**TEXTO PROPORCIONADO**.
Porque si algo habían puesto de manifiesto todas las protestas surgidas a raíz del estallido de la crisis era la clara conciencia existente entre amplias capas de la población sobre el fraude democrático y de representación de los gobiernos democráticos de facto. Argumentos que habían servido para la impune ostentación de nuevas oligarquías y la utilización descarada de políticas antipersonas. Dos mitos que saltaron por los aires cuando las gentes se echaron a las calles, desde Egipto a Túnez, desde Grecia a España, a la voz común de “no nos representan” y “lo llaman democracia y no lo es”.
Por eso, reprimida la agitación con artes combinadas, ahora se intenta extirpar de raíz los valores éticos, humanistas, racionales, inclusivos y democráticos que acunaron a aquellas sublevaciones de la sociedad civil. Y para dar el tiro de gracia se han usado dos acontecimientos históricos, diferentes en la forma pero idénticos en cuanto a su interpretación regresiva: el referéndum del Brexit y las elecciones españolas del 26-J. Si uno observa en perspectiva, las valoraciones que se han realizado de ambos sucesos coinciden en criticar una forma de participación política que deja la última palabra a los electores. Es como si de pronto, en pleno siglo XXI, se intentara reeditar de nuevo algún tipo de sufragio censitario para asegurar la gobernabilidad de los Estados contestada a nivel global.
El ataque se ha hecho en dos frentes. Uno centrado en dirimir la eficacia del referéndum como método de consulta para grandes cuestiones, y otro en cuestionar la vigencia en las sociedades complejas del viejo principio democrático “un hombre un voto”. En ambos posicionamientos existe un deseo oculto de recuperar cierto elitismo como alternativa a una “voluntad general” que empieza a considerarse peligrosa cuando los medios de comunicación de masas no logran alinear completamente a los votantes en el trágala del statu quo.

**INFORMACIÓN PROPORCIONADA**.
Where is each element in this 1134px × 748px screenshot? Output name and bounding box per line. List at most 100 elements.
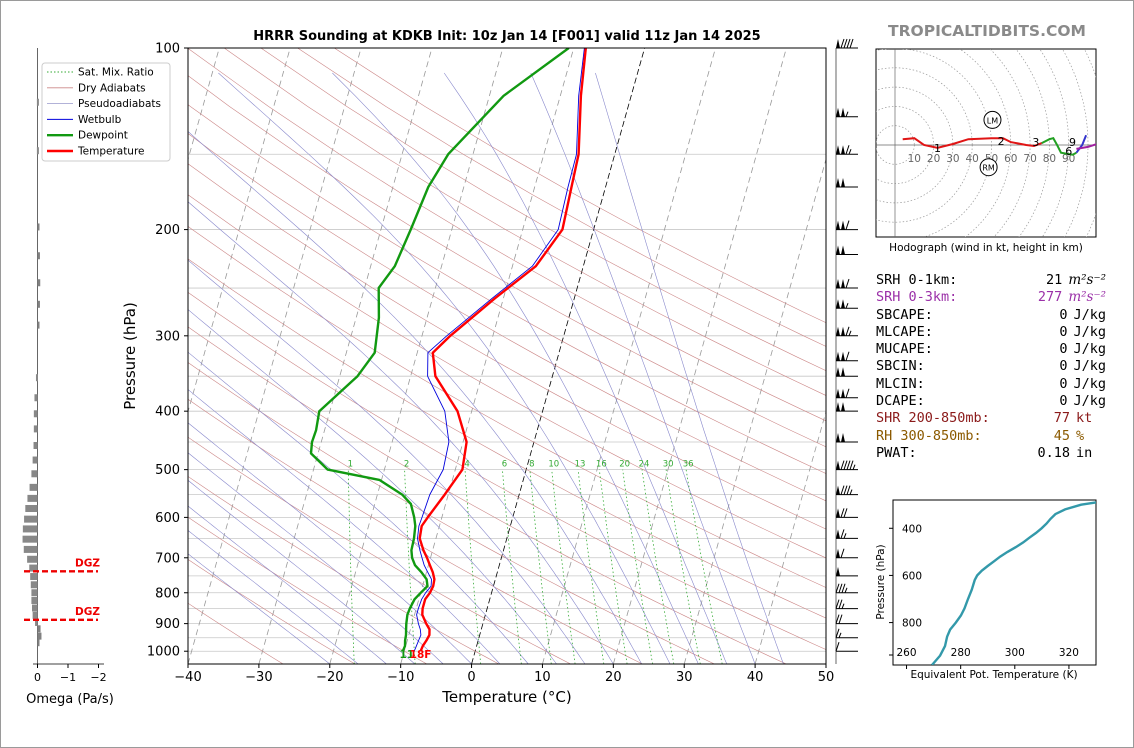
wind-barb-full bbox=[835, 599, 840, 609]
theta-e-y-tick-label: 400 bbox=[902, 523, 922, 535]
index-value: 21 bbox=[1046, 272, 1063, 288]
hodograph-trace bbox=[1076, 143, 1096, 150]
isotherm-line bbox=[612, 48, 787, 664]
hodograph-ring-label: 90 bbox=[1062, 153, 1075, 165]
wind-barb bbox=[835, 628, 858, 639]
wind-barb-full bbox=[849, 460, 854, 470]
y-tick-label: 100 bbox=[155, 42, 180, 57]
wind-barb bbox=[836, 145, 858, 155]
wind-barb-flag bbox=[841, 388, 845, 398]
mixing-ratio-label: 30 bbox=[663, 460, 674, 470]
legend-box bbox=[41, 62, 171, 162]
x-tick-label: 20 bbox=[605, 670, 622, 685]
x-tick-label: −20 bbox=[316, 670, 343, 685]
theta-e-x-tick-label: 320 bbox=[1059, 647, 1079, 659]
index-row: SRH 0-3km: 277 m²s⁻² bbox=[876, 289, 1106, 306]
mixing-ratio-label: 24 bbox=[639, 460, 650, 470]
dry-adiabat-line bbox=[188, 398, 643, 664]
dry-adiabat-line bbox=[188, 194, 826, 559]
y-tick-label: 600 bbox=[155, 511, 180, 526]
mixing-ratio-label: 16 bbox=[596, 460, 607, 470]
dry-adiabat-line bbox=[188, 163, 826, 530]
omega-bar bbox=[24, 515, 38, 523]
theta-e-y-axis-label: Pressure (hPa) bbox=[875, 544, 887, 619]
omega-bar bbox=[37, 252, 40, 260]
dewpoint-line bbox=[309, 48, 570, 652]
index-row: SHR 200-850mb: 77 kt bbox=[876, 410, 1106, 427]
skewt-background-lines bbox=[188, 48, 826, 664]
wind-barb-flag bbox=[836, 566, 840, 576]
dry-adiabat-line bbox=[188, 559, 356, 664]
hodograph-caption: Hodograph (wind in kt, height in km) bbox=[889, 242, 1083, 254]
moist-adiabat-line bbox=[443, 72, 728, 664]
wind-barb-full bbox=[845, 326, 850, 336]
x-tick-label: −30 bbox=[245, 670, 272, 685]
wind-barb-full bbox=[841, 583, 846, 593]
index-unit: J/kg bbox=[1073, 306, 1106, 323]
wind-barb-half bbox=[844, 587, 848, 593]
index-label: MLCAPE: bbox=[876, 323, 933, 340]
moist-adiabat-line bbox=[188, 422, 472, 664]
mixing-ratio-line bbox=[641, 469, 675, 664]
dry-adiabat-line bbox=[188, 48, 826, 422]
index-unit: J/kg bbox=[1073, 375, 1106, 392]
wind-barb-full bbox=[845, 388, 850, 398]
index-label: DCAPE: bbox=[876, 393, 925, 410]
omega-bar bbox=[37, 639, 40, 647]
y-tick-label: 900 bbox=[155, 617, 180, 632]
omega-bar bbox=[35, 374, 38, 382]
skewt-axes: −40 −30 −20 −10 0 10 20 30 40 50 100 200 300 400 500 60… bbox=[121, 42, 834, 707]
wind-barb-flag bbox=[841, 433, 845, 443]
index-label: RH 300-850mb: bbox=[876, 427, 982, 444]
wind-barb-flag bbox=[841, 367, 845, 377]
wind-barb-full bbox=[846, 38, 851, 49]
dry-adiabat-line bbox=[188, 75, 826, 448]
dgz-label: DGZ bbox=[75, 606, 100, 618]
moist-adiabat-line bbox=[218, 72, 671, 664]
x-tick-label: −40 bbox=[174, 670, 201, 685]
index-unit: J/kg bbox=[1073, 358, 1106, 375]
y-tick-label: 400 bbox=[155, 405, 180, 420]
wind-barb-full bbox=[835, 628, 840, 638]
wind-barb-full bbox=[843, 38, 848, 49]
wind-barb-full bbox=[840, 460, 845, 470]
wind-barb bbox=[836, 485, 858, 496]
storm-motion-marker bbox=[983, 110, 1002, 129]
theta-e-plot-area bbox=[892, 499, 1097, 666]
index-label: SRH 0-3km: bbox=[876, 289, 958, 306]
wind-barb-flag bbox=[841, 351, 845, 361]
wind-barb-flag bbox=[836, 178, 840, 188]
omega-bar bbox=[29, 564, 38, 572]
moist-adiabat-line bbox=[188, 201, 614, 664]
index-row: SRH 0-1km: 21 m²s⁻² bbox=[876, 272, 1106, 289]
wind-barb bbox=[836, 460, 858, 471]
omega-bar bbox=[22, 525, 38, 533]
wind-barb-flag bbox=[836, 460, 840, 470]
theta-e-x-axis-label: Equivalent Pot. Temperature (K) bbox=[910, 669, 1077, 681]
hodograph-trace bbox=[1041, 137, 1077, 156]
moist-adiabat-line bbox=[188, 479, 415, 664]
moist-adiabat-line bbox=[188, 389, 501, 664]
wind-barb-flag bbox=[836, 245, 840, 255]
y-tick-label: 700 bbox=[155, 551, 180, 566]
hodograph-ring-label: 10 bbox=[908, 153, 921, 165]
moist-adiabat-line bbox=[188, 452, 444, 664]
index-value: 0 bbox=[1059, 358, 1068, 375]
dry-adiabat-line bbox=[224, 48, 826, 396]
omega-bar bbox=[33, 441, 38, 449]
dry-adiabat-line bbox=[188, 291, 826, 650]
omega-bar bbox=[36, 147, 39, 155]
index-label: SHR 200-850mb: bbox=[876, 410, 990, 427]
theta-e-line bbox=[931, 501, 1096, 665]
index-label: MUCAPE: bbox=[876, 341, 933, 358]
hodograph-ring-label: 70 bbox=[1023, 153, 1036, 165]
x-tick-label: 50 bbox=[818, 670, 835, 685]
mixing-ratio-line bbox=[551, 469, 576, 664]
wind-barb bbox=[836, 326, 858, 337]
omega-bar bbox=[33, 425, 38, 433]
index-label: MLCIN: bbox=[876, 375, 925, 392]
surface-dewpoint-label: 11 bbox=[400, 649, 415, 661]
mixing-ratio-label: 13 bbox=[575, 460, 586, 470]
isotherm-line bbox=[188, 48, 362, 664]
hodograph-height-label: 3 bbox=[1032, 136, 1039, 149]
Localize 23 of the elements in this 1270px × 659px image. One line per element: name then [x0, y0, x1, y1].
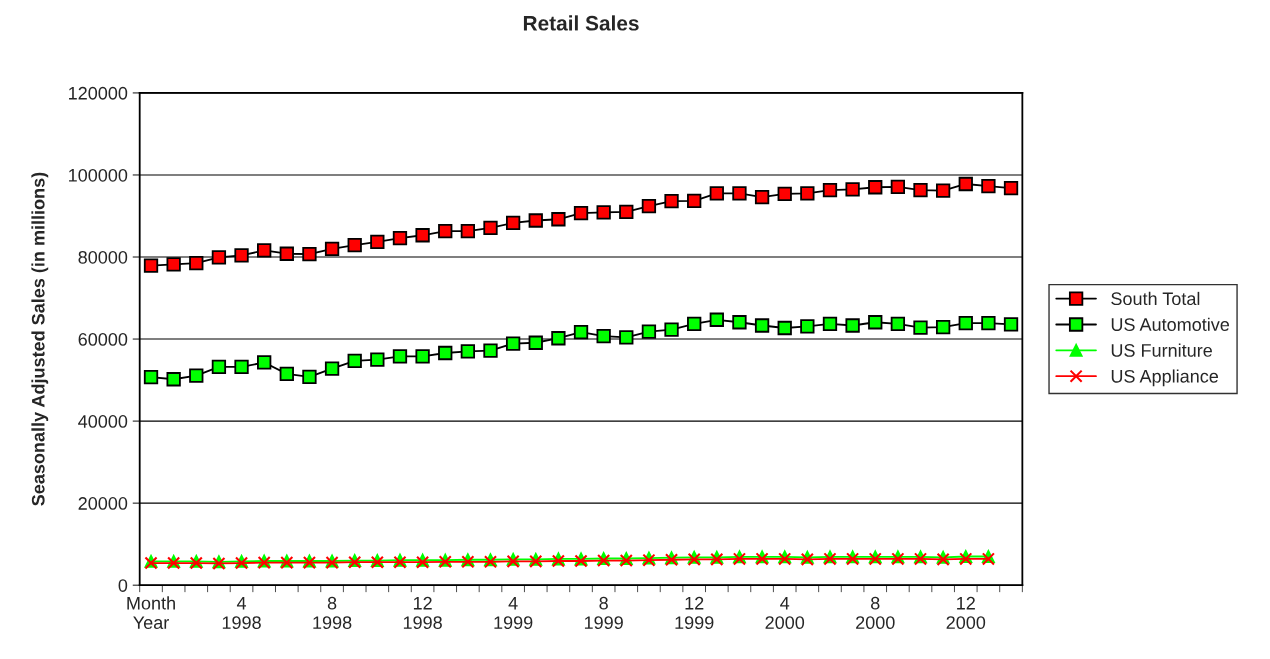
chart-title: Retail Sales	[523, 15, 639, 31]
legend-label: South Total	[1111, 291, 1200, 306]
legend-label: US Automotive	[1111, 317, 1230, 331]
legend-label: US Appliance	[1111, 369, 1219, 387]
x-tick-label: 8 1999	[584, 596, 623, 630]
y-axis-title: Seasonally Adjusted Sales (in millions)	[31, 172, 49, 506]
y-tick-label: 100000	[69, 168, 128, 182]
y-tick-label: 20000	[78, 497, 128, 510]
x-tick-label: 4 1999	[494, 596, 533, 630]
y-tick-label: 40000	[78, 415, 128, 428]
y-tick-label: 60000	[78, 332, 128, 346]
x-tick-label: 8 2000	[856, 596, 895, 630]
x-tick-label: Month Year	[127, 596, 175, 630]
x-tick-label: 4 1998	[222, 596, 261, 630]
x-tick-label: 12 1998	[403, 596, 442, 630]
y-tick-label: 80000	[78, 250, 128, 264]
y-tick-label: 0	[118, 579, 128, 592]
legend-label: US Furniture	[1111, 343, 1212, 357]
x-tick-label: 12 1999	[675, 596, 714, 630]
x-tick-label: 4 2000	[765, 596, 805, 630]
x-tick-label: 12 2000	[946, 596, 986, 630]
y-tick-label: 120000	[69, 86, 128, 100]
x-tick-label: 8 1998	[313, 596, 352, 630]
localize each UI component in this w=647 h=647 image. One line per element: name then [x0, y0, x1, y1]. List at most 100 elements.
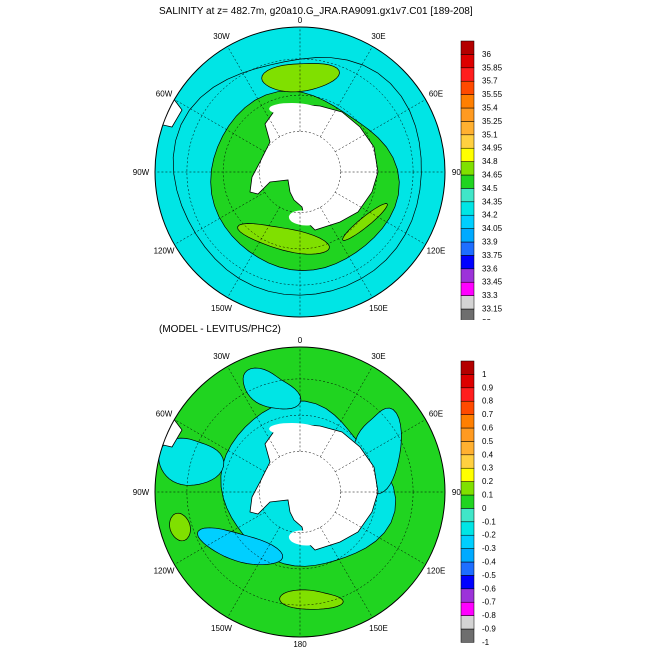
longitude-label: 180 [293, 640, 307, 647]
colorbar-swatch [460, 400, 475, 415]
colorbar-swatch [460, 268, 475, 283]
colorbar-swatch [460, 174, 475, 189]
ice-shelf [288, 210, 320, 226]
colorbar-tick-label: 35.1 [482, 130, 498, 139]
longitude-label: 30E [371, 352, 385, 361]
colorbar-swatch [460, 201, 475, 216]
longitude-label: 150W [211, 304, 232, 313]
meridian-line [320, 207, 373, 298]
colorbar-tick-label: 0.1 [482, 491, 494, 500]
colorbar-tick-label: -1 [482, 638, 490, 647]
colorbar-tick-label: 0.7 [482, 410, 494, 419]
meridian-line [335, 419, 426, 472]
longitude-label: 90W [133, 488, 150, 497]
colorbar-swatch [460, 427, 475, 442]
difference-polar-map: 0 30E 60E 90E 120E 150E 180 150W 120W 90W 60W 30W -1… [133, 336, 497, 647]
meridian-line [174, 99, 265, 152]
longitude-label: 30W [213, 352, 230, 361]
colorbar-swatch [460, 134, 475, 149]
longitude-label: 120W [154, 567, 175, 576]
meridian-line [320, 527, 373, 618]
colorbar-swatch [460, 80, 475, 95]
colorbar-tick-label: -0.9 [482, 625, 496, 634]
longitude-label: 120E [427, 247, 446, 256]
longitude-label: 60W [156, 90, 173, 99]
colorbar-tick-label: 33.9 [482, 238, 498, 247]
colorbar-swatch [460, 628, 475, 643]
colorbar-swatch [460, 188, 475, 203]
top-panel-title: SALINITY at z= 482.7m, g20a10.G_JRA.RA90… [159, 6, 473, 17]
colorbar-tick-label: -0.1 [482, 517, 496, 526]
longitude-label: 60E [429, 90, 443, 99]
colorbar-tick-label: 36 [482, 50, 491, 59]
meridian-line [174, 192, 265, 245]
colorbar-swatch [460, 308, 475, 320]
colorbar-swatch [460, 588, 475, 603]
ice-shelf [269, 423, 323, 437]
colorbar-swatch [460, 615, 475, 630]
colorbar-tick-label: 0.8 [482, 397, 494, 406]
colorbar-swatch [460, 548, 475, 563]
difference-patch-south [279, 589, 344, 610]
longitude-label: 0 [298, 16, 303, 25]
longitude-label: 30W [213, 32, 230, 41]
salinity-polar-map: 030E60E90E120E150E180150W120W90W60W30W33… [133, 16, 503, 320]
colorbar-tick-label: 35.55 [482, 90, 503, 99]
longitude-label: 30E [371, 32, 385, 41]
colorbar-swatch [460, 374, 475, 389]
colorbar-tick-label: 33.15 [482, 305, 503, 314]
colorbar-swatch [460, 295, 475, 310]
colorbar-swatch [460, 147, 475, 162]
colorbar-swatch [460, 228, 475, 243]
salinity-patch-north [261, 63, 340, 93]
colorbar-tick-label: 34.8 [482, 157, 498, 166]
colorbar-tick-label: -0.7 [482, 598, 496, 607]
colorbar-swatch [460, 281, 475, 296]
salinity-patch-east [342, 203, 388, 241]
longitude-label: 150E [369, 304, 388, 313]
difference-patch-sw [197, 527, 284, 566]
meridian-line [174, 419, 265, 472]
colorbar-swatch [460, 467, 475, 482]
colorbar-tick-label: 1 [482, 370, 487, 379]
meridian-line [320, 46, 373, 137]
meridian-line [174, 512, 265, 565]
ice-shelf [288, 530, 320, 546]
bottom-panel-title: (MODEL - LEVITUS/PHC2) [159, 324, 281, 335]
colorbar-tick-label: 33.3 [482, 291, 498, 300]
colorbar-tick-label: -0.8 [482, 611, 496, 620]
colorbar-swatch [460, 534, 475, 549]
longitude-label: 90W [133, 168, 150, 177]
colorbar-tick-label: 0.3 [482, 464, 494, 473]
colorbar-tick-label: 34.65 [482, 171, 503, 180]
longitude-label: 150W [211, 624, 232, 633]
colorbar-swatch [460, 521, 475, 536]
colorbar-tick-label: -0.4 [482, 558, 496, 567]
colorbar-swatch [460, 575, 475, 590]
longitude-label: 0 [298, 336, 303, 345]
colorbar-tick-label: -0.6 [482, 584, 496, 593]
longitude-label: 60W [156, 410, 173, 419]
colorbar-tick-label: 0.2 [482, 477, 494, 486]
colorbar-swatch [460, 54, 475, 69]
colorbar-tick-label: 34.95 [482, 144, 503, 153]
colorbar-tick-label: 33.45 [482, 278, 503, 287]
contour-line [172, 57, 422, 296]
colorbar-swatch [460, 94, 475, 109]
map-border [154, 26, 446, 318]
meridian-line [227, 46, 280, 137]
longitude-label: 90E [452, 168, 466, 177]
colorbar-swatch [460, 601, 475, 616]
colorbar-swatch [460, 161, 475, 176]
colorbar-swatch [460, 360, 475, 375]
longitude-label: 90E [452, 488, 466, 497]
colorbar-swatch [460, 414, 475, 429]
colorbar-tick-label: 34.5 [482, 184, 498, 193]
colorbar-swatch [460, 387, 475, 402]
ice-shelf [269, 103, 323, 117]
latitude-circle [259, 131, 341, 213]
map-border [154, 346, 446, 638]
latitude-circle [259, 451, 341, 533]
colorbar-tick-label: 35.25 [482, 117, 503, 126]
colorbar-tick-label: 34.05 [482, 224, 503, 233]
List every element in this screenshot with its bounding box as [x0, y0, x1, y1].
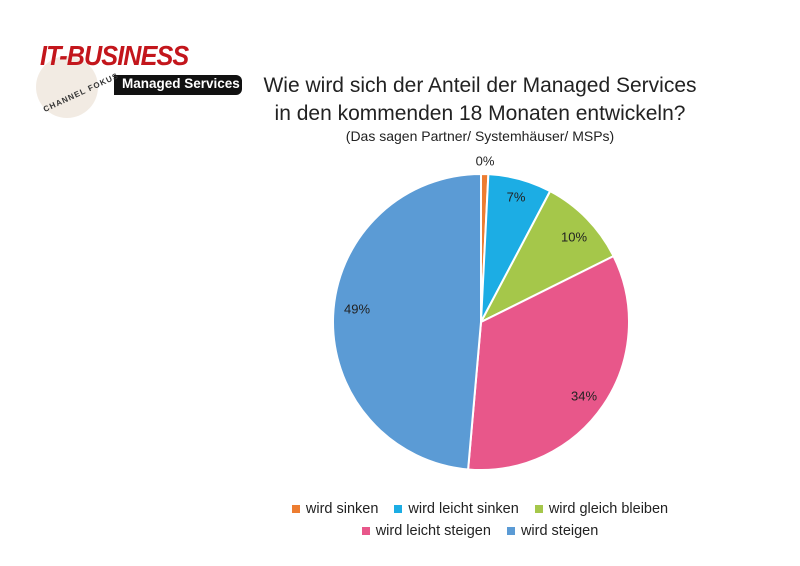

**ENUNCIADO DEL PROBLEMA A**.
Transcribe del texto sobre la crisis de la representación democrática el pasaje que va desde "Por eso, reprimida" hasta "a nivel global.".
**ENUNCIADO DEL PROBLEMA B**.
Responde estas preguntas a partir del texto sobre la crisis de la representación democrática.
(i) ¿Qué dos consignas compartían las personas que se echaron a las calles?
(ii) ¿Qué dos acontecimientos históricos se usaron para dar el tiro de gracia?
(iii) ¿Qué viejo principio democrático se pone en duda en uno de los dos frentes del ataque?
**ENUNCIADO DEL PROBLEMA C**.
Escribe la parte que sigue del texto sobre la crisis de la representación democrática, a partir de su última oración.

**RESPUESTA AL EJERCICIO A**.
Por eso, reprimida la agitación con artes combinadas, ahora se intenta extirpar de raíz los valores éticos, humanistas, racionales, inclusivos y democráticos que acunaron a aquellas sublevaciones de la sociedad civil. Y para dar el tiro de gracia se han usado dos acontecimientos históricos, diferentes en la forma pero idénticos en cuanto a su interpretación regresiva: el referéndum del Brexit y las elecciones españolas del 26-J. Si uno observa en perspectiva, las valoraciones que se han realizado de ambos sucesos coinciden en criticar una forma de participación política que deja la última palabra a los electores. Es como si de pronto, en pleno siglo XXI, se intentara reeditar de nuevo algún tipo de sufragio censitario para asegurar la gobernabilidad de los Estados contestada a nivel global.

**RESPUESTA AL EJERCICIO B**.
(i) Compartían “no nos representan” y “lo llaman democracia y no lo es”.
(ii) Se usaron el referéndum del Brexit y las elecciones españolas del 26-J.
(iii) Se pone en duda el principio “un hombre un voto”.

**RESPUESTA AL EJERCICIO C**.
En España, como suele ocurrir con las cosas de comer, la vanguardia en favor del nuevo despotismo ilustrado la ha protagonizado el Grupo Prisa, buque insignia de las grandes entidades financieras mundiales y de las corporaciones multinacionales, y en ese zafarrancho han participado algunos de sus más conspicuos columnistas. La racha comenzó el pasado 8 de abril con un editorial (Lecciones de Holanda), en el que, a resultas del rechazo en referéndum del acuerdo de asociación entre la Unión Europea y Ucrania, se advertía que “el resultado de la consulta marca los límites de la democracia directa”. Tres días más tarde, el 11 de abril, el mismo diario insertaba una columna (Abusos de la democracia directa) del subdirector de internacional del rotativo alemán Die Weit, Silke Mülhher en idéntico sentido. Y culminaba la serie, el 18 de abril, Juan Ignacio Torreblanca con un texto (Cónsules y consultas) en el que el jefe de opinión del rotativo ponía en la picota la sospecha el derecho a decidir con este tenor literal: “¿preguntar es siempre democrático?”. Todos los textos publicados eran en la distancia deudores del enorme fiasco del referéndum boicoteado por el gobierno de Syriza, prueba de que pocas veces desde la izquierda radical ha hecho tanto en favor de la derecha.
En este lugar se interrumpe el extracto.